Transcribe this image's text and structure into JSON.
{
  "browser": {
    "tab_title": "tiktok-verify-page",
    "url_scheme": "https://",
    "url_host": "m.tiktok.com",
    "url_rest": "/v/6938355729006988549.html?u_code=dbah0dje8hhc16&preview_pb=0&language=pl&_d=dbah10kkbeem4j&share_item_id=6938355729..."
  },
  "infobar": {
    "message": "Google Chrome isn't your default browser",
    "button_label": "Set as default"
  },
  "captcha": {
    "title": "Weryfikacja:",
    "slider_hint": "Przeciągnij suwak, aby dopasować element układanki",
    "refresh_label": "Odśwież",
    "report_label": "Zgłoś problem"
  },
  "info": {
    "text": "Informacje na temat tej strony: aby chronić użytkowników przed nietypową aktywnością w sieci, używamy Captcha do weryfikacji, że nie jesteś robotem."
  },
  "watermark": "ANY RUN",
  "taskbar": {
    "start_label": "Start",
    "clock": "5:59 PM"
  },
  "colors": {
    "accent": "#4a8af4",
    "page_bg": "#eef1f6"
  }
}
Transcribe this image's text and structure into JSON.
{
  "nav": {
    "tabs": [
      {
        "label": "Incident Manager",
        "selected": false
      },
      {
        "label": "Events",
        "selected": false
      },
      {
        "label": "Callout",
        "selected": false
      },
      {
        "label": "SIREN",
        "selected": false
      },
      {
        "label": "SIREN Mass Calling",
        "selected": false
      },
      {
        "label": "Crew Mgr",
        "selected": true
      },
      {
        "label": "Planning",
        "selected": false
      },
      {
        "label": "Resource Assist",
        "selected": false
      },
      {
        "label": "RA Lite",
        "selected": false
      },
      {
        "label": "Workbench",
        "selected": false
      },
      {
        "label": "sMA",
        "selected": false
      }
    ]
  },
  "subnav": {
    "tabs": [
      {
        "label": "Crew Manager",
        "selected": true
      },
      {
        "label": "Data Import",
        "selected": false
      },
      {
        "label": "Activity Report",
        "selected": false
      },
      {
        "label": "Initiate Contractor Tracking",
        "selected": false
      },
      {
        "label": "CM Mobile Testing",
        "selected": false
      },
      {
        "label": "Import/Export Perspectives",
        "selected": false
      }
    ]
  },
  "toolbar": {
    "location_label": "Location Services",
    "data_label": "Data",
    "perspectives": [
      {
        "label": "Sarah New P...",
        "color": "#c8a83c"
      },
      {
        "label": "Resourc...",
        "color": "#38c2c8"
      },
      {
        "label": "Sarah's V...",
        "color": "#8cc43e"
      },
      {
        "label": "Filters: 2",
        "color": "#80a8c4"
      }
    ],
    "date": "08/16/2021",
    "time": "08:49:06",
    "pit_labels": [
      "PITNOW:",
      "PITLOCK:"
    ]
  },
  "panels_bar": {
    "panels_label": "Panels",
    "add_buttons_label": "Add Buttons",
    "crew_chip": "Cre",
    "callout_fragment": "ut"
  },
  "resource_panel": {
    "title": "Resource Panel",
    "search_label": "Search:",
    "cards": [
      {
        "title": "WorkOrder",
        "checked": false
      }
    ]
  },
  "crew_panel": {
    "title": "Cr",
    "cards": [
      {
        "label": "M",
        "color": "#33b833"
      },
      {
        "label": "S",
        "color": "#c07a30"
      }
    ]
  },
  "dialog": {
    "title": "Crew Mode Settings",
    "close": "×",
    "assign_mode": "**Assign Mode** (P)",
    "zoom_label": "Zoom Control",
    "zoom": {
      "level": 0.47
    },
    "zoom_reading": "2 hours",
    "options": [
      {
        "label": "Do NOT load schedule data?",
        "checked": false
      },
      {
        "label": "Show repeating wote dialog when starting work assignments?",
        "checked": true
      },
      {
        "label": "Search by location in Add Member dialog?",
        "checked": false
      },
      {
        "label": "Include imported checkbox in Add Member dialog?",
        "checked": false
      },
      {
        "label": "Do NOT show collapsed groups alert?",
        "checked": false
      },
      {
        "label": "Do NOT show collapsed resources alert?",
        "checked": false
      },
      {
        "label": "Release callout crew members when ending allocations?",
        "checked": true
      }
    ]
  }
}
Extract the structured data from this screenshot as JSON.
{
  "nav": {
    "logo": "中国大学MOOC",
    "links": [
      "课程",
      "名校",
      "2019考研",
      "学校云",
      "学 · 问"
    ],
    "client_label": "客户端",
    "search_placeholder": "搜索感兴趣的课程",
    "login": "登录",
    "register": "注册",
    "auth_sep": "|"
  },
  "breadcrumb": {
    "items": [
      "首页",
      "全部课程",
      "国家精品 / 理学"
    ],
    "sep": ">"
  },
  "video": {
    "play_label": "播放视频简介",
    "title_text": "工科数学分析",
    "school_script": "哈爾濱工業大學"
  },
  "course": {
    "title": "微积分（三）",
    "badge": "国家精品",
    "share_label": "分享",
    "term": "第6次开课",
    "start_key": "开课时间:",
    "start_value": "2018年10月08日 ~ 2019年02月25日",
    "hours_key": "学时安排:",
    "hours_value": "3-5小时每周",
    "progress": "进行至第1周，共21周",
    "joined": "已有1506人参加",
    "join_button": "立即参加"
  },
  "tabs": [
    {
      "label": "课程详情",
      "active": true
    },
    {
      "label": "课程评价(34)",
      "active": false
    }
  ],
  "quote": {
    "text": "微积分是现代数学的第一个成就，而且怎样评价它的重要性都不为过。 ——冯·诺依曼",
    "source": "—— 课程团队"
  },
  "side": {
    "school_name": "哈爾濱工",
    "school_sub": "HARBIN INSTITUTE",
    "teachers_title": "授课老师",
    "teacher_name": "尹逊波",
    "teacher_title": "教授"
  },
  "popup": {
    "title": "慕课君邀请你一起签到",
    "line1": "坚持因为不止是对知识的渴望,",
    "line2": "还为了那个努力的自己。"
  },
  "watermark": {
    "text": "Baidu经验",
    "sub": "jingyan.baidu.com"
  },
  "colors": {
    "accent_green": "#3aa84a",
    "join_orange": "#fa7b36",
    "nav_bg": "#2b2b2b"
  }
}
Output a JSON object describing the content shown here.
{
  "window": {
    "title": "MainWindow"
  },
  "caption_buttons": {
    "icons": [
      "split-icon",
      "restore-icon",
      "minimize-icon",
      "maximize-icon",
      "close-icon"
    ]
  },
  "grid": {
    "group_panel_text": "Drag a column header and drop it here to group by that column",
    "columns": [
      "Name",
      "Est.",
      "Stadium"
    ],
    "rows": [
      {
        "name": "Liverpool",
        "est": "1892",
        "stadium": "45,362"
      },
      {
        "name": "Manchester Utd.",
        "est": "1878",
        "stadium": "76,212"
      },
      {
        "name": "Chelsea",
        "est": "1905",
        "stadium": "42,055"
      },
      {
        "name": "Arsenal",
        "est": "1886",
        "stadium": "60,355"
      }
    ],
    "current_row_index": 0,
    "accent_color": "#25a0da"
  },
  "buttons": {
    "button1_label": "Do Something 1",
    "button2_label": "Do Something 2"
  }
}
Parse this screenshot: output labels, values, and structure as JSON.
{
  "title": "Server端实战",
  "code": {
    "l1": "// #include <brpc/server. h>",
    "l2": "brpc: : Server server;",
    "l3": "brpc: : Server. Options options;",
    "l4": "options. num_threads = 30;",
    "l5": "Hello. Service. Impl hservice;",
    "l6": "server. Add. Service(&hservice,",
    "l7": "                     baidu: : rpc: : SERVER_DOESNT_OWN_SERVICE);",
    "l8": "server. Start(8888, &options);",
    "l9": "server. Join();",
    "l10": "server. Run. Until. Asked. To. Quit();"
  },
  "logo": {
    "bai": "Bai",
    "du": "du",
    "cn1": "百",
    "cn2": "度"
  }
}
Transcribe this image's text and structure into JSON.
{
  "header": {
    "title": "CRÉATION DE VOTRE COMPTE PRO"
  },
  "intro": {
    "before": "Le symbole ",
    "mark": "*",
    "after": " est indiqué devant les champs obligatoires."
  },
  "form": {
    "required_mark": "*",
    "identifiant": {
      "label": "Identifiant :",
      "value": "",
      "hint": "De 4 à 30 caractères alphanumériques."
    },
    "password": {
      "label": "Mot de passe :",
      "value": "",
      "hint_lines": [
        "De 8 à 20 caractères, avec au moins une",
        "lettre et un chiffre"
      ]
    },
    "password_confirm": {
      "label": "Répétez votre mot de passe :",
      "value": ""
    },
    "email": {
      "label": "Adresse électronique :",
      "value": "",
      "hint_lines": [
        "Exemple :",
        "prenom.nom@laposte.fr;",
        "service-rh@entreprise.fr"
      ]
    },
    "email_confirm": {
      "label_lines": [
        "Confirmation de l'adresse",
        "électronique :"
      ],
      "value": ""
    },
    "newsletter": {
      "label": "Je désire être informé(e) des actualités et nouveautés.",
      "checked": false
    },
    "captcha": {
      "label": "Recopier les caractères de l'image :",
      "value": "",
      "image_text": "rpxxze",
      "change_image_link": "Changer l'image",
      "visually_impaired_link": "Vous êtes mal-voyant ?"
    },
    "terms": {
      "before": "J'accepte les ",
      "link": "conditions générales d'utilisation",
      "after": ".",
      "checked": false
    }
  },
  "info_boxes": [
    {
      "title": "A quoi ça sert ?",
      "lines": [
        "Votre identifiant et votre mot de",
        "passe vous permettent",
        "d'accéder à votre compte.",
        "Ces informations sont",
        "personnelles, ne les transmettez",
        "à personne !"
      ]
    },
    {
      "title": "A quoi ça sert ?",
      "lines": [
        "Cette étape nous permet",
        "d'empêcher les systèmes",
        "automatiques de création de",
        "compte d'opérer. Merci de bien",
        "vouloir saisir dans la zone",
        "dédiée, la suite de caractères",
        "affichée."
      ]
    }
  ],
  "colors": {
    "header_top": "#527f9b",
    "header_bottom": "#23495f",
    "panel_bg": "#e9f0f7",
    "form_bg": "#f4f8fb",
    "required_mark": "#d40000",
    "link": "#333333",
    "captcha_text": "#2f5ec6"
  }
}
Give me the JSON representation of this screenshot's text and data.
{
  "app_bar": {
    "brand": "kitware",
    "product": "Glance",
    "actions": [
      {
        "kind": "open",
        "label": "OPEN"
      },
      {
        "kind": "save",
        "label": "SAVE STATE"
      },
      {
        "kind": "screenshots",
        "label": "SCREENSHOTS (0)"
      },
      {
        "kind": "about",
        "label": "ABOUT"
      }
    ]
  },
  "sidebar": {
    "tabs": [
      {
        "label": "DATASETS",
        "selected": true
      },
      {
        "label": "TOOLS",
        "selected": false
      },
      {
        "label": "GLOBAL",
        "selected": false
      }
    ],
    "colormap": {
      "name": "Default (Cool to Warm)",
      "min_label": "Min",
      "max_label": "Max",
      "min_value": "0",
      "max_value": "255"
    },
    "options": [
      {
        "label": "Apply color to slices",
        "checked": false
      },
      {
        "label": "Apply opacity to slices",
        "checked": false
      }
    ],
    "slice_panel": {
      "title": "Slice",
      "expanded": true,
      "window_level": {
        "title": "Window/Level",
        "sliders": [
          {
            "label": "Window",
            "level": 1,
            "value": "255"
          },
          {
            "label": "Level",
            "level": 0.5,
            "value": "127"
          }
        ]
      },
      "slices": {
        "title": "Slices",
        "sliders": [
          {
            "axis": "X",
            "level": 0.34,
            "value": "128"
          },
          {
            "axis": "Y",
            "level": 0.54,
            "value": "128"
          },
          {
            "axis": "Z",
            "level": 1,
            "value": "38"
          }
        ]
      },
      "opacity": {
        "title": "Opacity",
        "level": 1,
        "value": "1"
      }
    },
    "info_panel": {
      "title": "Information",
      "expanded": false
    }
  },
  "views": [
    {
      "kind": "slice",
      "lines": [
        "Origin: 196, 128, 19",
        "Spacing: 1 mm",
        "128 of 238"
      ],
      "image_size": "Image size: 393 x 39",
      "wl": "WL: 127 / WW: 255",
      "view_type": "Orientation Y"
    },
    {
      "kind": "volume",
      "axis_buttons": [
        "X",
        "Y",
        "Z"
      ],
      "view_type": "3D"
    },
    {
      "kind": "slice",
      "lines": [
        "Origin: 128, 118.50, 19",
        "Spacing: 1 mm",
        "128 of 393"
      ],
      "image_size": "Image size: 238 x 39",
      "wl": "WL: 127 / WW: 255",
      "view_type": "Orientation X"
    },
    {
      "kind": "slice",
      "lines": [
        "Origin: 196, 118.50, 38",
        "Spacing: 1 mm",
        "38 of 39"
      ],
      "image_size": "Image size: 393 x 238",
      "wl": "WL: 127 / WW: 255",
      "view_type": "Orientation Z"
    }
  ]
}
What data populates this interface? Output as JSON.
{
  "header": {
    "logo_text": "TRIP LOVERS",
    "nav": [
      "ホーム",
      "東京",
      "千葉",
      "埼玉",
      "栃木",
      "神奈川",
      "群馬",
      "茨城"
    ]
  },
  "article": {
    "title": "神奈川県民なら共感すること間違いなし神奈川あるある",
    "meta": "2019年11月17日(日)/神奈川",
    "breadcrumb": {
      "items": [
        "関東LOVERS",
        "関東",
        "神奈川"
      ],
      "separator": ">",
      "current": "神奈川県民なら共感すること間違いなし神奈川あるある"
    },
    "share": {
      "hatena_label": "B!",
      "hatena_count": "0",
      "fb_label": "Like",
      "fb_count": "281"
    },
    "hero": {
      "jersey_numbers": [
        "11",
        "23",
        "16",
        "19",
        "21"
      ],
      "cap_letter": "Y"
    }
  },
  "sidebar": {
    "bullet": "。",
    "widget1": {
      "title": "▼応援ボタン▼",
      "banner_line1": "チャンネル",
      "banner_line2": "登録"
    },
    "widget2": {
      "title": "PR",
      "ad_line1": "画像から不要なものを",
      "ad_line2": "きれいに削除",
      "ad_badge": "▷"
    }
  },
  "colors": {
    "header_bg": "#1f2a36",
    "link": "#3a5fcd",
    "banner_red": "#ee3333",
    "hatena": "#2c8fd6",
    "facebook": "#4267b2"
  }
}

Exercise requirements: Print exactly the lines from the one with "What data populates" through the end of the data, inclusive.

Written reply:
What data populates this interface? Output as JSON.
{
  "header": {
    "logo_text": "TRIP LOVERS",
    "nav": [
      "ホーム",
      "東京",
      "千葉",
      "埼玉",
      "栃木",
      "神奈川",
      "群馬",
      "茨城"
    ]
  },
  "article": {
    "title": "神奈川県民なら共感すること間違いなし神奈川あるある",
    "meta": "2019年11月17日(日)/神奈川",
    "breadcrumb": {
      "items": [
        "関東LOVERS",
        "関東",
        "神奈川"
      ],
      "separator": ">",
      "current": "神奈川県民なら共感すること間違いなし神奈川あるある"
    },
    "share": {
      "hatena_label": "B!",
      "hatena_count": "0",
      "fb_label": "Like",
      "fb_count": "281"
    },
    "hero": {
      "jersey_numbers": [
        "11",
        "23",
        "16",
        "19",
        "21"
      ],
      "cap_letter": "Y"
    }
  },
  "sidebar": {
    "bullet": "。",
    "widget1": {
      "title": "▼応援ボタン▼",
      "banner_line1": "チャンネル",
      "banner_line2": "登録"
    },
    "widget2": {
      "title": "PR",
      "ad_line1": "画像から不要なものを",
      "ad_line2": "きれいに削除",
      "ad_badge": "▷"
    }
  },
  "colors": {
    "header_bg": "#1f2a36",
    "link": "#3a5fcd",
    "banner_red": "#ee3333",
    "hatena": "#2c8fd6",
    "facebook": "#4267b2"
  }
}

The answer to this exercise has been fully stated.